=== Task to carry out ===
Copy out everything from the line containing "bar-label: 7,960: [960, 292, 995, 308]" down to the line containing "point: [192, 228, 205, 241]", keeping both of those lines.

——————

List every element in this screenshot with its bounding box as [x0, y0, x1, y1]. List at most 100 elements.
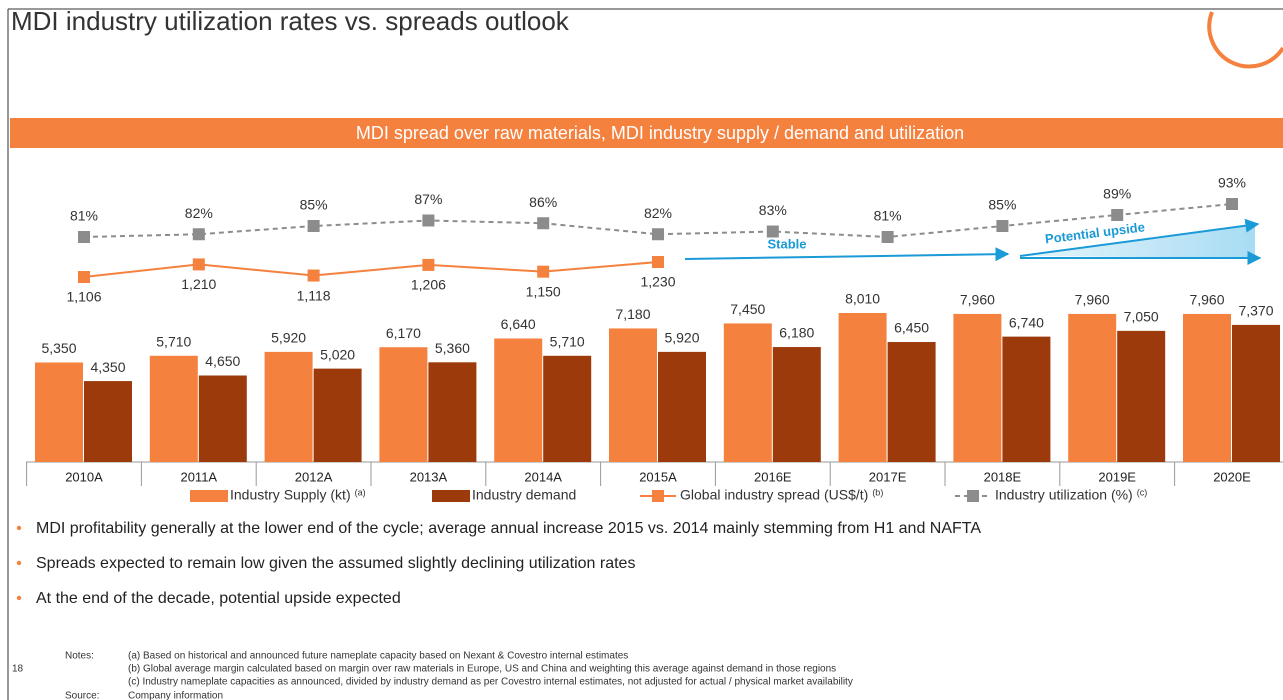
bar-label: 7,960: [960, 292, 995, 308]
point-label: 1,118: [297, 287, 331, 303]
bar-label: 7,960: [1189, 292, 1224, 308]
bar: [1117, 330, 1166, 462]
point: [766, 225, 779, 238]
bar-label: 5,920: [271, 330, 306, 346]
source: Company information: [128, 691, 223, 700]
x-tick-label: 2010A: [65, 469, 103, 484]
page-number: 18: [12, 664, 24, 675]
bar: [198, 375, 247, 462]
bar-label: 7,180: [615, 306, 650, 322]
point: [996, 220, 1009, 232]
x-tick-label: 2012A: [295, 469, 333, 484]
bullet-dot: [16, 560, 22, 566]
point-label: 81%: [70, 208, 98, 224]
line: [83, 261, 659, 278]
bar-label: 5,920: [664, 330, 699, 346]
legend-note: (b): [872, 487, 883, 497]
source-label: Source:: [65, 691, 99, 700]
point: [1226, 198, 1238, 210]
bar: [264, 351, 313, 462]
point: [307, 220, 320, 232]
point: [652, 228, 664, 241]
upside-arrow: [1019, 218, 1260, 257]
bar: [35, 362, 83, 462]
bar: [84, 381, 132, 462]
bar: [772, 347, 821, 462]
note: (a) Based on historical and announced fu…: [128, 651, 628, 662]
chart-title: MDI spread over raw materials, MDI indus…: [356, 123, 964, 143]
point: [422, 214, 435, 227]
legend-label: Industry utilization (%): [995, 487, 1133, 503]
bar: [494, 338, 543, 462]
point-label: 1,150: [526, 283, 561, 299]
x-tick-label: 2013A: [410, 469, 448, 484]
bar-label: 7,050: [1124, 309, 1159, 325]
bar: [1002, 336, 1051, 462]
legend-swatch: [432, 490, 470, 502]
bar: [313, 368, 362, 462]
bar-label: 4,350: [90, 359, 125, 375]
note: (b) Global average margin calculated bas…: [128, 664, 836, 675]
point-label: 1,106: [66, 289, 101, 305]
point: [881, 231, 894, 243]
point: [652, 256, 664, 268]
bar-label: 7,450: [730, 301, 765, 317]
point-label: 93%: [1218, 175, 1246, 191]
x-tick-label: 2019E: [1098, 469, 1136, 484]
bar: [1232, 324, 1280, 462]
x-tick-label: 2017E: [869, 469, 907, 484]
note: (c) Industry nameplate capacities as ann…: [128, 677, 853, 688]
legend-swatch: [967, 490, 979, 502]
bar: [149, 355, 198, 462]
bar: [1068, 313, 1117, 462]
point-label: 87%: [414, 191, 442, 207]
bar: [658, 351, 706, 462]
bar-label: 5,710: [550, 333, 585, 349]
point: [192, 228, 205, 241]
bar-label: 5,020: [320, 346, 355, 362]
slide-title: MDI industry utilization rates vs. sprea…: [11, 6, 570, 36]
x-tick-label: 2020E: [1213, 469, 1251, 484]
bar-label: 7,960: [1075, 292, 1110, 308]
bar-label: 8,010: [845, 291, 880, 307]
point: [78, 231, 90, 243]
point-label: 1,230: [640, 274, 675, 290]
point-label: 85%: [988, 197, 1016, 213]
bar-label: 6,170: [386, 325, 421, 341]
point: [537, 217, 550, 230]
bar-label: 6,180: [779, 325, 814, 341]
bar: [887, 342, 936, 462]
x-tick-label: 2014A: [524, 469, 562, 484]
x-tick-label: 2011A: [180, 469, 217, 484]
point-label: 1,210: [181, 276, 216, 292]
bar-label: 6,640: [501, 316, 536, 332]
bar-label: 5,350: [41, 340, 76, 356]
point: [537, 265, 550, 278]
point-label: 82%: [644, 205, 672, 221]
bar: [428, 362, 477, 462]
legend-label: Industry Supply (kt): [230, 487, 351, 503]
bar-label: 5,710: [156, 333, 191, 349]
point-label: 81%: [874, 208, 902, 224]
x-tick-label: 2015A: [639, 469, 677, 484]
bar: [1183, 313, 1231, 462]
legend-note: (c): [1137, 487, 1148, 497]
bar: [838, 313, 887, 462]
point-label: 85%: [300, 197, 328, 213]
bullet: MDI profitability generally at the lower…: [36, 520, 981, 537]
point-label: 89%: [1103, 186, 1131, 202]
point: [422, 258, 435, 271]
legend-label: Global industry spread (US$/t): [680, 487, 868, 503]
point-label: 86%: [529, 194, 557, 210]
bar: [953, 313, 1002, 462]
bar: [723, 323, 772, 462]
bar-label: 5,360: [435, 340, 470, 356]
x-tick-label: 2016E: [754, 469, 792, 484]
bullet-dot: [16, 525, 22, 531]
point: [78, 271, 90, 283]
point: [192, 258, 205, 271]
bar: [379, 347, 428, 462]
point-label: 82%: [185, 205, 213, 221]
legend-swatch: [190, 490, 228, 502]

——————

=== Result for this task ===
bar-label: 7,960: [960, 292, 995, 308]
point-label: 1,118: [297, 287, 331, 303]
bar-label: 7,960: [1189, 292, 1224, 308]
bar: [1117, 330, 1166, 462]
point: [766, 225, 779, 238]
bar-label: 5,920: [271, 330, 306, 346]
source: Company information: [128, 691, 223, 700]
x-tick-label: 2010A: [65, 469, 103, 484]
page-number: 18: [12, 664, 24, 675]
bar: [198, 375, 247, 462]
bar-label: 7,180: [615, 306, 650, 322]
point: [996, 220, 1009, 232]
x-tick-label: 2012A: [295, 469, 333, 484]
bullet-dot: [16, 560, 22, 566]
point-label: 81%: [70, 208, 98, 224]
line: [83, 261, 659, 278]
bar-label: 5,920: [664, 330, 699, 346]
legend-note: (b): [872, 487, 883, 497]
source-label: Source:: [65, 691, 99, 700]
point: [1226, 198, 1238, 210]
bar: [264, 351, 313, 462]
point: [307, 220, 320, 232]
point: [652, 228, 664, 241]
upside-arrow: [1019, 218, 1260, 257]
bar: [35, 362, 83, 462]
bar: [84, 381, 132, 462]
bar: [772, 347, 821, 462]
note: (a) Based on historical and announced fu…: [128, 651, 628, 662]
chart-title: MDI spread over raw materials, MDI indus…: [356, 123, 964, 143]
point: [422, 214, 435, 227]
legend-label: Industry utilization (%): [995, 487, 1133, 503]
bar: [494, 338, 543, 462]
point-label: 1,150: [526, 283, 561, 299]
x-tick-label: 2013A: [410, 469, 448, 484]
bar-label: 7,050: [1124, 309, 1159, 325]
bar: [1002, 336, 1051, 462]
legend-swatch: [432, 490, 470, 502]
bar: [313, 368, 362, 462]
bar-label: 4,350: [90, 359, 125, 375]
note: (b) Global average margin calculated bas…: [128, 664, 836, 675]
point-label: 1,106: [66, 289, 101, 305]
point: [881, 231, 894, 243]
point: [652, 256, 664, 268]
bar-label: 7,450: [730, 301, 765, 317]
point-label: 93%: [1218, 175, 1246, 191]
x-tick-label: 2019E: [1098, 469, 1136, 484]
bar: [1232, 324, 1280, 462]
x-tick-label: 2017E: [869, 469, 907, 484]
note: (c) Industry nameplate capacities as ann…: [128, 677, 853, 688]
legend-swatch: [967, 490, 979, 502]
bar: [149, 355, 198, 462]
bar: [1068, 313, 1117, 462]
point-label: 87%: [414, 191, 442, 207]
bar: [658, 351, 706, 462]
bar-label: 5,710: [550, 333, 585, 349]
point: [192, 228, 205, 241]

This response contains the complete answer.